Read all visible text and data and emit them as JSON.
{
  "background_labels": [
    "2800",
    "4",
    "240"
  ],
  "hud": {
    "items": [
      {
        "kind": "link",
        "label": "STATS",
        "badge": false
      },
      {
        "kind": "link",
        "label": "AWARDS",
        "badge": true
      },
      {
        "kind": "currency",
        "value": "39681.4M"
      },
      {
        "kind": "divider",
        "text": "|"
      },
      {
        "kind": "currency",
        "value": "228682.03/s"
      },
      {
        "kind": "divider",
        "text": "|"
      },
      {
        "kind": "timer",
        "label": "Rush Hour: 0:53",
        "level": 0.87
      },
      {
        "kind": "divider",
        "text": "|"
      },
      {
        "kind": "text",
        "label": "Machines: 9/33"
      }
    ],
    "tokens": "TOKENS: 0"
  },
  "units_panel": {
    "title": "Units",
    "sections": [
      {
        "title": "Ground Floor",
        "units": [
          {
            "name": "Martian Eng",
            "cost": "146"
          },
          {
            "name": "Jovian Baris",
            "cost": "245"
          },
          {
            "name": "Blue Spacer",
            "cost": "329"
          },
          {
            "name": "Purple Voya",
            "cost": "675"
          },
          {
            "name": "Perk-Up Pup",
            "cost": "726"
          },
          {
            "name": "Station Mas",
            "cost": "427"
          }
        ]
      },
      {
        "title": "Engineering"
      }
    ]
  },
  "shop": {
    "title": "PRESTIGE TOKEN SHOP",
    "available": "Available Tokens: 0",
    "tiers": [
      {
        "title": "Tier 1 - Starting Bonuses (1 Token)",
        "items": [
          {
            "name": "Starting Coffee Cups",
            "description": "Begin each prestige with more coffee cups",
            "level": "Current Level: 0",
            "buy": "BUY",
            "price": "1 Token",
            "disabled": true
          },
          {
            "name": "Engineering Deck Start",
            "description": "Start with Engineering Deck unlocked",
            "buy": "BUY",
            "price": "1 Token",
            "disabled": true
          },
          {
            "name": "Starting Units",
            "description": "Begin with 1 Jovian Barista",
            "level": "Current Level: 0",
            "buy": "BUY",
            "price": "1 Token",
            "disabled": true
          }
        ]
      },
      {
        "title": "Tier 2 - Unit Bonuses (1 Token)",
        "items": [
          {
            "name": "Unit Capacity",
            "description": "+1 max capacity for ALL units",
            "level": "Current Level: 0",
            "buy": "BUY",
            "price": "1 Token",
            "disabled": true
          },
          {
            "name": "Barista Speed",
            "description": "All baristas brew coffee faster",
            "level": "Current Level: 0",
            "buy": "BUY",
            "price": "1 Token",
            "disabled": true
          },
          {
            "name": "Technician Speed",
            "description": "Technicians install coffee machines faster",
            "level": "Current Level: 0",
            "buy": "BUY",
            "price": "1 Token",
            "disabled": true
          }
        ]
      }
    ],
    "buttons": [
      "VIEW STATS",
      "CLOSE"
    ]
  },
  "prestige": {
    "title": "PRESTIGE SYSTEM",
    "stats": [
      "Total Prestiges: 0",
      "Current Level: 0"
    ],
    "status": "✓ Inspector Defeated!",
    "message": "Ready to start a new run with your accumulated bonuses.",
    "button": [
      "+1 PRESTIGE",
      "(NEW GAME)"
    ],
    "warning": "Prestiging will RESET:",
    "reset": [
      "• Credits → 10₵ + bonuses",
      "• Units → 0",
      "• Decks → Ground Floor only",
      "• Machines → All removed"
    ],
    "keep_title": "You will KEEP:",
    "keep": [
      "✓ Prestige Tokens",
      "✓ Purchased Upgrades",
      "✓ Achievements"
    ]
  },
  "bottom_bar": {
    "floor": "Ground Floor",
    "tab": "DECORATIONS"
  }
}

TASK INSTRUCTIONS:
Output each entry precisely as given.

EXERCISE RESPONSE:
Read all visible text and data and emit them as JSON.
{
  "background_labels": [
    "2800",
    "4",
    "240"
  ],
  "hud": {
    "items": [
      {
        "kind": "link",
        "label": "STATS",
        "badge": false
      },
      {
        "kind": "link",
        "label": "AWARDS",
        "badge": true
      },
      {
        "kind": "currency",
        "value": "39681.4M"
      },
      {
        "kind": "divider",
        "text": "|"
      },
      {
        "kind": "currency",
        "value": "228682.03/s"
      },
      {
        "kind": "divider",
        "text": "|"
      },
      {
        "kind": "timer",
        "label": "Rush Hour: 0:53",
        "level": 0.87
      },
      {
        "kind": "divider",
        "text": "|"
      },
      {
        "kind": "text",
        "label": "Machines: 9/33"
      }
    ],
    "tokens": "TOKENS: 0"
  },
  "units_panel": {
    "title": "Units",
    "sections": [
      {
        "title": "Ground Floor",
        "units": [
          {
            "name": "Martian Eng",
            "cost": "146"
          },
          {
            "name": "Jovian Baris",
            "cost": "245"
          },
          {
            "name": "Blue Spacer",
            "cost": "329"
          },
          {
            "name": "Purple Voya",
            "cost": "675"
          },
          {
            "name": "Perk-Up Pup",
            "cost": "726"
          },
          {
            "name": "Station Mas",
            "cost": "427"
          }
        ]
      },
      {
        "title": "Engineering"
      }
    ]
  },
  "shop": {
    "title": "PRESTIGE TOKEN SHOP",
    "available": "Available Tokens: 0",
    "tiers": [
      {
        "title": "Tier 1 - Starting Bonuses (1 Token)",
        "items": [
          {
            "name": "Starting Coffee Cups",
            "description": "Begin each prestige with more coffee cups",
            "level": "Current Level: 0",
            "buy": "BUY",
            "price": "1 Token",
            "disabled": true
          },
          {
            "name": "Engineering Deck Start",
            "description": "Start with Engineering Deck unlocked",
            "buy": "BUY",
            "price": "1 Token",
            "disabled": true
          },
          {
            "name": "Starting Units",
            "description": "Begin with 1 Jovian Barista",
            "level": "Current Level: 0",
            "buy": "BUY",
            "price": "1 Token",
            "disabled": true
          }
        ]
      },
      {
        "title": "Tier 2 - Unit Bonuses (1 Token)",
        "items": [
          {
            "name": "Unit Capacity",
            "description": "+1 max capacity for ALL units",
            "level": "Current Level: 0",
            "buy": "BUY",
            "price": "1 Token",
            "disabled": true
          },
          {
            "name": "Barista Speed",
            "description": "All baristas brew coffee faster",
            "level": "Current Level: 0",
            "buy": "BUY",
            "price": "1 Token",
            "disabled": true
          },
          {
            "name": "Technician Speed",
            "description": "Technicians install coffee machines faster",
            "level": "Current Level: 0",
            "buy": "BUY",
            "price": "1 Token",
            "disabled": true
          }
        ]
      }
    ],
    "buttons": [
      "VIEW STATS",
      "CLOSE"
    ]
  },
  "prestige": {
    "title": "PRESTIGE SYSTEM",
    "stats": [
      "Total Prestiges: 0",
      "Current Level: 0"
    ],
    "status": "✓ Inspector Defeated!",
    "message": "Ready to start a new run with your accumulated bonuses.",
    "button": [
      "+1 PRESTIGE",
      "(NEW GAME)"
    ],
    "warning": "Prestiging will RESET:",
    "reset": [
      "• Credits → 10₵ + bonuses",
      "• Units → 0",
      "• Decks → Ground Floor only",
      "• Machines → All removed"
    ],
    "keep_title": "You will KEEP:",
    "keep": [
      "✓ Prestige Tokens",
      "✓ Purchased Upgrades",
      "✓ Achievements"
    ]
  },
  "bottom_bar": {
    "floor": "Ground Floor",
    "tab": "DECORATIONS"
  }
}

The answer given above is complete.